#### Fragmento proporcionado:
____________________

Un caso que evidencia la profunda crisis de derechos humanos y salud reproductiva en el sureste mexicano ha conmocionado a la opinión pública: una adolescente de 13 años de edad (registrada oficialmente con 11 años debido a un trámite tardío) dio a luz en esta ciudad, enfrentando un cuadro clínico crítico que puso en riesgo su vida y la de su hijo.
El suceso, ocurrido en la región de Los Altos, no es un hecho aislado, sino el reflejo de una estadística alarmante que coloca a Chiapas en el primer lugar nacional de embarazos infantiles, una realidad donde las leyes federales chocan frontalmente con los «usos y costumbres» de las comunidades originarias.
Complicaciones médicas y traslado de urgencia
De acuerdo con fuentes oficiales y reportes médicos, la menor arribó inicialmente al Hospital de la Mujer en San Cristóbal de las Casas el pasado viernes, acompañada de familiares y con un embarazo de 34 semanas. Su ingreso fue dramático: presentaba trabajo de parto efectivo, pero su salud estaba comprometida por tos, disnea y una saturación de oxígeno alarmante del 76 por ciento.
Da a luz niña de 10 años en San Juan Chamula, Chiapas; se debate entre la vida y la muerte en un hospital, mientras su bebé sobrevivió
Fuentes oficiales indicaron que el fin de semana los padres ingresaron a la menor al Hospital de la Mujer, ubicado en San Cristóbal de Las… pic.twitter.com/hwfipalmRb
— Milenio (@Milenio) January 8, 2026
Ante el «compromiso materno» y la inmadurez física de su cuerpo para soportar un parto natural, el equipo médico procedió a realizar una cesárea de emergencia y un manejo avanzado de la vía aérea.
Posteriormente, el 3 de enero, la paciente fue trasladada al área de Terapia Intensiva del Hospital de las Culturas, diagnosticada con neumonía adquirida en la comunidad y puerperio quirúrgico inmediato. Actualmente, se encuentra en el servicio de Medicina Interna; aunque ya no está intubada, su estado de salud se reporta como delicado, recibiendo tratamiento especializado.

____________________

#### Datos proporcionados:
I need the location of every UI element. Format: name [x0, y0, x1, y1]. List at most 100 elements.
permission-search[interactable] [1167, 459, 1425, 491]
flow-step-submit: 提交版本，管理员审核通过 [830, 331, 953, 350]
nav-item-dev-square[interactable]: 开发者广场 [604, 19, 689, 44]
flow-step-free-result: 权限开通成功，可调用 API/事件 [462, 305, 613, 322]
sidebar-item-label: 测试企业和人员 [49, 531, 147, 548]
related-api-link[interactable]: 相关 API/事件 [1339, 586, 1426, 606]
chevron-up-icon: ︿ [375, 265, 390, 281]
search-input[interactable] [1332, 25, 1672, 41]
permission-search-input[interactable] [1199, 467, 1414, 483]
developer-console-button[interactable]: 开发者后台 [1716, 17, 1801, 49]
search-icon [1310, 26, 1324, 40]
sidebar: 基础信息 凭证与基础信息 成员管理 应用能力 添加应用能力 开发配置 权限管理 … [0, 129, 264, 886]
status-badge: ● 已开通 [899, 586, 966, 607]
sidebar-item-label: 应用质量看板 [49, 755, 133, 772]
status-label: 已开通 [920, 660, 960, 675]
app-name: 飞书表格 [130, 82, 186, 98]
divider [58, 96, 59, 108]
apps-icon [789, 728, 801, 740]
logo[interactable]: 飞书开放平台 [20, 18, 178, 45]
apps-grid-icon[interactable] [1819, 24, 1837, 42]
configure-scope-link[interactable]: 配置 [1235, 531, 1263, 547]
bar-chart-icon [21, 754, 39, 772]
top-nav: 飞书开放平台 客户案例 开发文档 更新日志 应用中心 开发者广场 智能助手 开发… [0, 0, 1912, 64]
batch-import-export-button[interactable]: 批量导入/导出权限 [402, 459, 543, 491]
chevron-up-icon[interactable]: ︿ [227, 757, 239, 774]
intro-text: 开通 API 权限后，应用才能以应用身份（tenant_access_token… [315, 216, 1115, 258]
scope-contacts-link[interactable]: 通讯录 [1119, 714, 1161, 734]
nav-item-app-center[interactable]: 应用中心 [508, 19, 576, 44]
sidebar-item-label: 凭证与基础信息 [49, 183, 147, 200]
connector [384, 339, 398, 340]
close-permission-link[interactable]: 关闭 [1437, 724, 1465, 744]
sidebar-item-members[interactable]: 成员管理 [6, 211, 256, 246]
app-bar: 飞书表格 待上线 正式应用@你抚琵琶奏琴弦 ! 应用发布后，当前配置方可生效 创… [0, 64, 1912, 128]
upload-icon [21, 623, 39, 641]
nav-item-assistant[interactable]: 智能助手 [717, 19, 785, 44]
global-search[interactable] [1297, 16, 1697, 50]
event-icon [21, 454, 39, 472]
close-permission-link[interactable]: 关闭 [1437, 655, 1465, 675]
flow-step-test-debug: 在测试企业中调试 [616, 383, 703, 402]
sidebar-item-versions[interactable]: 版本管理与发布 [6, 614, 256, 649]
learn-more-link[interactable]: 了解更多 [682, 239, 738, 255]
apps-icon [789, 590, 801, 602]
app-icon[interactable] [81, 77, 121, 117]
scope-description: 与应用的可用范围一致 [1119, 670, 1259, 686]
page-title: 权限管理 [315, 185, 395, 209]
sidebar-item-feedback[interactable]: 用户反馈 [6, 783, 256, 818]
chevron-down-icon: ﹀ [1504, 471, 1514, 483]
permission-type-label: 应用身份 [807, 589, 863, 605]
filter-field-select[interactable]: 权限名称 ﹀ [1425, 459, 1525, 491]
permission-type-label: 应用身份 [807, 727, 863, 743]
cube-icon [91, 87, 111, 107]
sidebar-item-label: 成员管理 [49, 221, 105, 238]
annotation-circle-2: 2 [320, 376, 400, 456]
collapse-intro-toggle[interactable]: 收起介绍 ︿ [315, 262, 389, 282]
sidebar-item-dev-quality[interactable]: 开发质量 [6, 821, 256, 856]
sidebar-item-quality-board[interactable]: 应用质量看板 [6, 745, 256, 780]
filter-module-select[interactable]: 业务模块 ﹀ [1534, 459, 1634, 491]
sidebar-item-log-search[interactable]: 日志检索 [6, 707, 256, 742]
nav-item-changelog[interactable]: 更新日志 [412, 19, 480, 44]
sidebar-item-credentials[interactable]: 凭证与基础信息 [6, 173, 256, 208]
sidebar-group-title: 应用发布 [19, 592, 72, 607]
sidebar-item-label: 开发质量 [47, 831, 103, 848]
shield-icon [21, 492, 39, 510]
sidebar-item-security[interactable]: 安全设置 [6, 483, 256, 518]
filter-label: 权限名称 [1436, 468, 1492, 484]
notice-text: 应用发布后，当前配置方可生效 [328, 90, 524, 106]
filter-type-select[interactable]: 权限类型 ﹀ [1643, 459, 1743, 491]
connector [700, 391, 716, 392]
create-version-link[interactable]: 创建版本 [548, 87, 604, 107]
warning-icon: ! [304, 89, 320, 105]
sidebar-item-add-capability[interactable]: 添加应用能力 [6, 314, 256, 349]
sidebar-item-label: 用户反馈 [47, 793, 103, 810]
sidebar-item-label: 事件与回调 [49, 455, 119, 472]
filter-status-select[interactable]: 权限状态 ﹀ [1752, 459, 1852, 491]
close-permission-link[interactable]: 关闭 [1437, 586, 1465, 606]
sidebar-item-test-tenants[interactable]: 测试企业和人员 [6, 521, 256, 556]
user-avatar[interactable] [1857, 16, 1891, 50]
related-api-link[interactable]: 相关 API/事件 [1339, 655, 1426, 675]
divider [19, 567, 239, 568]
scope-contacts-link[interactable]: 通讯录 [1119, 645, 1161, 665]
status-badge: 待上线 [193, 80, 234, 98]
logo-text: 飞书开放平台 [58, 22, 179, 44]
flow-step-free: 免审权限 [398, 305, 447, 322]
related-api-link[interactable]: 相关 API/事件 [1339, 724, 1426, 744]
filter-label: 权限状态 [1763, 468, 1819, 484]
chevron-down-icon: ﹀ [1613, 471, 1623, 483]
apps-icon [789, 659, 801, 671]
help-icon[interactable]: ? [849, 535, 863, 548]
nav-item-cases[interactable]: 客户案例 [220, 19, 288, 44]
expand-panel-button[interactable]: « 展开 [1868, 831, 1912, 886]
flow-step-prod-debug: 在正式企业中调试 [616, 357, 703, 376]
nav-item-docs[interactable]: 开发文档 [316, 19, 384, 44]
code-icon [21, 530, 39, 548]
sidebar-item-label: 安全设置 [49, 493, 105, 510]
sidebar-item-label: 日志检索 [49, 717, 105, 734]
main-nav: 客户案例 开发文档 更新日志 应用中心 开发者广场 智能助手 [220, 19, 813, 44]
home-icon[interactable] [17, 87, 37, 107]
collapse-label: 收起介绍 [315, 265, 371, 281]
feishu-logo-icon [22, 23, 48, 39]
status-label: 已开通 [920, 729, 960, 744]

____________________

#### Orden de trabajo 1:
Reescribe como lista breve el párrafo del fragmento proporcionado que comienza con "De acuerdo con fuentes oficiales y reportes médicos" y conserva sus datos principales.
#### Orden de trabajo 2:
Traduce al inglés esta oración del fragmento proporcionado: "Ante el «compromiso materno» y la inmadurez física de su cuerpo para soportar un parto natural, el equipo médico procedió a realizar una cesárea de emergencia y un manejo avanzado de la vía aérea."

#### Resultado del ejercicio 1:
- Según fuentes oficiales y reportes médicos, la menor llegó el viernes pasado al Hospital de la Mujer, en San Cristóbal de las Casas.
- Iba acompañada de familiares y tenía un embarazo de 34 semanas.
- Presentaba trabajo de parto efectivo.
- Su salud estaba comprometida por tos, disnea y una saturación de oxígeno del 76 por ciento.

#### Resultado del ejercicio 2:
Given the "maternal compromise" and the physical immaturity of her body to withstand a natural birth, the medical team proceeded to perform an emergency cesarean section and advanced airway management.